* _What to produce_:
Without the pictures, return each record as it appears.

* _Task input_:
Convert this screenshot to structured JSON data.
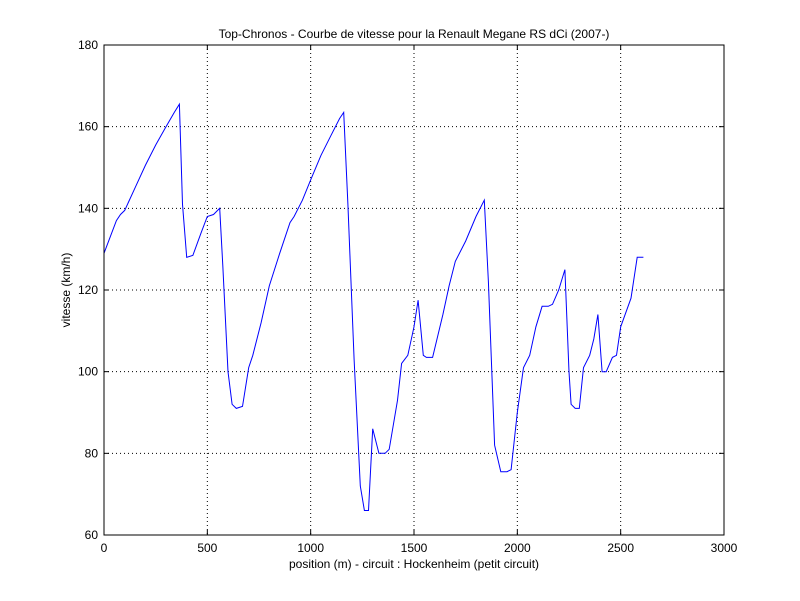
{
  "chart_data": {
    "type": "line",
    "title": "Top-Chronos - Courbe de vitesse pour la Renault Megane RS dCi (2007-)",
    "xlabel": "position (m) - circuit : Hockenheim (petit circuit)",
    "ylabel": "vitesse (km/h)",
    "xlim": [
      0,
      3000
    ],
    "ylim": [
      60,
      180
    ],
    "xticks": [
      0,
      500,
      1000,
      1500,
      2000,
      2500,
      3000
    ],
    "yticks": [
      60,
      80,
      100,
      120,
      140,
      160,
      180
    ],
    "grid": true,
    "line_color": "#0000ff",
    "series": [
      {
        "x": [
          0,
          30,
          60,
          80,
          100,
          150,
          200,
          250,
          300,
          340,
          365,
          380,
          400,
          430,
          470,
          500,
          530,
          560,
          575,
          600,
          620,
          640,
          670,
          700,
          720,
          760,
          800,
          850,
          900,
          920,
          960,
          1000,
          1050,
          1100,
          1140,
          1160,
          1180,
          1210,
          1240,
          1260,
          1280,
          1300,
          1330,
          1360,
          1380,
          1420,
          1440,
          1470,
          1500,
          1520,
          1545,
          1560,
          1590,
          1640,
          1670,
          1700,
          1750,
          1800,
          1840,
          1860,
          1875,
          1890,
          1920,
          1950,
          1970,
          2000,
          2030,
          2060,
          2090,
          2120,
          2150,
          2170,
          2200,
          2230,
          2250,
          2260,
          2280,
          2300,
          2320,
          2350,
          2370,
          2390,
          2410,
          2430,
          2460,
          2480,
          2500,
          2550,
          2580,
          2610
        ],
        "y": [
          129,
          133,
          137,
          138.5,
          139.5,
          145,
          150.5,
          155.5,
          160,
          163.5,
          165.5,
          141,
          128,
          128.5,
          134,
          138,
          138.5,
          140,
          126,
          100,
          92,
          91,
          91.5,
          101,
          104,
          112,
          121,
          129,
          136.5,
          138,
          142,
          147,
          153,
          158,
          162,
          163.5,
          141,
          103,
          72,
          66,
          66,
          86,
          80,
          80,
          81,
          93,
          102,
          104,
          111,
          117.5,
          104,
          103.5,
          103.5,
          114,
          121,
          127,
          132,
          138,
          142,
          122,
          102,
          82,
          75.5,
          75.5,
          76,
          90,
          101,
          104,
          111,
          116,
          116,
          116.5,
          120,
          125,
          100,
          92,
          91,
          91,
          101,
          104,
          108,
          114,
          100,
          100,
          103.5,
          104,
          111,
          118,
          128,
          128
        ]
      }
    ]
  }
}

* _Solution to this problem_:
Convert this screenshot to structured JSON data.
{
  "chart_data": {
    "type": "line",
    "title": "Top-Chronos - Courbe de vitesse pour la Renault Megane RS dCi (2007-)",
    "xlabel": "position (m) - circuit : Hockenheim (petit circuit)",
    "ylabel": "vitesse (km/h)",
    "xlim": [
      0,
      3000
    ],
    "ylim": [
      60,
      180
    ],
    "xticks": [
      0,
      500,
      1000,
      1500,
      2000,
      2500,
      3000
    ],
    "yticks": [
      60,
      80,
      100,
      120,
      140,
      160,
      180
    ],
    "grid": true,
    "line_color": "#0000ff",
    "series": [
      {
        "x": [
          0,
          30,
          60,
          80,
          100,
          150,
          200,
          250,
          300,
          340,
          365,
          380,
          400,
          430,
          470,
          500,
          530,
          560,
          575,
          600,
          620,
          640,
          670,
          700,
          720,
          760,
          800,
          850,
          900,
          920,
          960,
          1000,
          1050,
          1100,
          1140,
          1160,
          1180,
          1210,
          1240,
          1260,
          1280,
          1300,
          1330,
          1360,
          1380,
          1420,
          1440,
          1470,
          1500,
          1520,
          1545,
          1560,
          1590,
          1640,
          1670,
          1700,
          1750,
          1800,
          1840,
          1860,
          1875,
          1890,
          1920,
          1950,
          1970,
          2000,
          2030,
          2060,
          2090,
          2120,
          2150,
          2170,
          2200,
          2230,
          2250,
          2260,
          2280,
          2300,
          2320,
          2350,
          2370,
          2390,
          2410,
          2430,
          2460,
          2480,
          2500,
          2550,
          2580,
          2610
        ],
        "y": [
          129,
          133,
          137,
          138.5,
          139.5,
          145,
          150.5,
          155.5,
          160,
          163.5,
          165.5,
          141,
          128,
          128.5,
          134,
          138,
          138.5,
          140,
          126,
          100,
          92,
          91,
          91.5,
          101,
          104,
          112,
          121,
          129,
          136.5,
          138,
          142,
          147,
          153,
          158,
          162,
          163.5,
          141,
          103,
          72,
          66,
          66,
          86,
          80,
          80,
          81,
          93,
          102,
          104,
          111,
          117.5,
          104,
          103.5,
          103.5,
          114,
          121,
          127,
          132,
          138,
          142,
          122,
          102,
          82,
          75.5,
          75.5,
          76,
          90,
          101,
          104,
          111,
          116,
          116,
          116.5,
          120,
          125,
          100,
          92,
          91,
          91,
          101,
          104,
          108,
          114,
          100,
          100,
          103.5,
          104,
          111,
          118,
          128,
          128
        ]
      }
    ]
  }
}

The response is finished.